# PROVIDED DATA start
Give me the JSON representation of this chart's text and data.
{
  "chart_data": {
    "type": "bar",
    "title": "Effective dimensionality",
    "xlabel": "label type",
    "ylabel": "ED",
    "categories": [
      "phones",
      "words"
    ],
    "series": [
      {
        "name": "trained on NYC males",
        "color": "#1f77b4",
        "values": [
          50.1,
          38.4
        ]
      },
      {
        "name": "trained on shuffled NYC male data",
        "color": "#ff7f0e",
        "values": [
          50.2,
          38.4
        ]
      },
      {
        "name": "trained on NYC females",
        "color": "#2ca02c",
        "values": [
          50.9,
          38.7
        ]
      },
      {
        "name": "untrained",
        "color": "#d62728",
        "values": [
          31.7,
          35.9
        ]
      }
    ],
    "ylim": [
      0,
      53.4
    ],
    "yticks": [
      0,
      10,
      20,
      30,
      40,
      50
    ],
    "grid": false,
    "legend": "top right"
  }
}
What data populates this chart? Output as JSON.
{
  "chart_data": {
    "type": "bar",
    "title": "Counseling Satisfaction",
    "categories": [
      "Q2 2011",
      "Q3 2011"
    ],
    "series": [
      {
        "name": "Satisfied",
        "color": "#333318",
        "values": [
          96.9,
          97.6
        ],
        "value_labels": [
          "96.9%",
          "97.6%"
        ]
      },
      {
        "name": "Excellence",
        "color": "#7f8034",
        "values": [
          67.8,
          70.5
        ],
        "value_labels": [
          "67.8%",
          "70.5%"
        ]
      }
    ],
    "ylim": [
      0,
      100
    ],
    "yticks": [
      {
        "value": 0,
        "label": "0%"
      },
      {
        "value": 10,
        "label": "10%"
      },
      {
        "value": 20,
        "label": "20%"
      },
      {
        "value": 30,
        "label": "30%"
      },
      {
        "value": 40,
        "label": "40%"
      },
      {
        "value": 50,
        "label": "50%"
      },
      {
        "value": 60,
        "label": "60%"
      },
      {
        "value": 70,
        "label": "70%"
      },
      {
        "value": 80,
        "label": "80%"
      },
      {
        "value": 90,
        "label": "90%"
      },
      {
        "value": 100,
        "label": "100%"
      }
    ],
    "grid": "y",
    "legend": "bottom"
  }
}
# PROVIDED DATA end
STATED PROBLEM – Write out all of the records above exactly as they appear.

RESULT BELOW –
Give me the JSON representation of this chart's text and data.
{
  "chart_data": {
    "type": "bar",
    "title": "Effective dimensionality",
    "xlabel": "label type",
    "ylabel": "ED",
    "categories": [
      "phones",
      "words"
    ],
    "series": [
      {
        "name": "trained on NYC males",
        "color": "#1f77b4",
        "values": [
          50.1,
          38.4
        ]
      },
      {
        "name": "trained on shuffled NYC male data",
        "color": "#ff7f0e",
        "values": [
          50.2,
          38.4
        ]
      },
      {
        "name": "trained on NYC females",
        "color": "#2ca02c",
        "values": [
          50.9,
          38.7
        ]
      },
      {
        "name": "untrained",
        "color": "#d62728",
        "values": [
          31.7,
          35.9
        ]
      }
    ],
    "ylim": [
      0,
      53.4
    ],
    "yticks": [
      0,
      10,
      20,
      30,
      40,
      50
    ],
    "grid": false,
    "legend": "top right"
  }
}
What data populates this chart? Output as JSON.
{
  "chart_data": {
    "type": "bar",
    "title": "Counseling Satisfaction",
    "categories": [
      "Q2 2011",
      "Q3 2011"
    ],
    "series": [
      {
        "name": "Satisfied",
        "color": "#333318",
        "values": [
          96.9,
          97.6
        ],
        "value_labels": [
          "96.9%",
          "97.6%"
        ]
      },
      {
        "name": "Excellence",
        "color": "#7f8034",
        "values": [
          67.8,
          70.5
        ],
        "value_labels": [
          "67.8%",
          "70.5%"
        ]
      }
    ],
    "ylim": [
      0,
      100
    ],
    "yticks": [
      {
        "value": 0,
        "label": "0%"
      },
      {
        "value": 10,
        "label": "10%"
      },
      {
        "value": 20,
        "label": "20%"
      },
      {
        "value": 30,
        "label": "30%"
      },
      {
        "value": 40,
        "label": "40%"
      },
      {
        "value": 50,
        "label": "50%"
      },
      {
        "value": 60,
        "label": "60%"
      },
      {
        "value": 70,
        "label": "70%"
      },
      {
        "value": 80,
        "label": "80%"
      },
      {
        "value": 90,
        "label": "90%"
      },
      {
        "value": 100,
        "label": "100%"
      }
    ],
    "grid": "y",
    "legend": "bottom"
  }
}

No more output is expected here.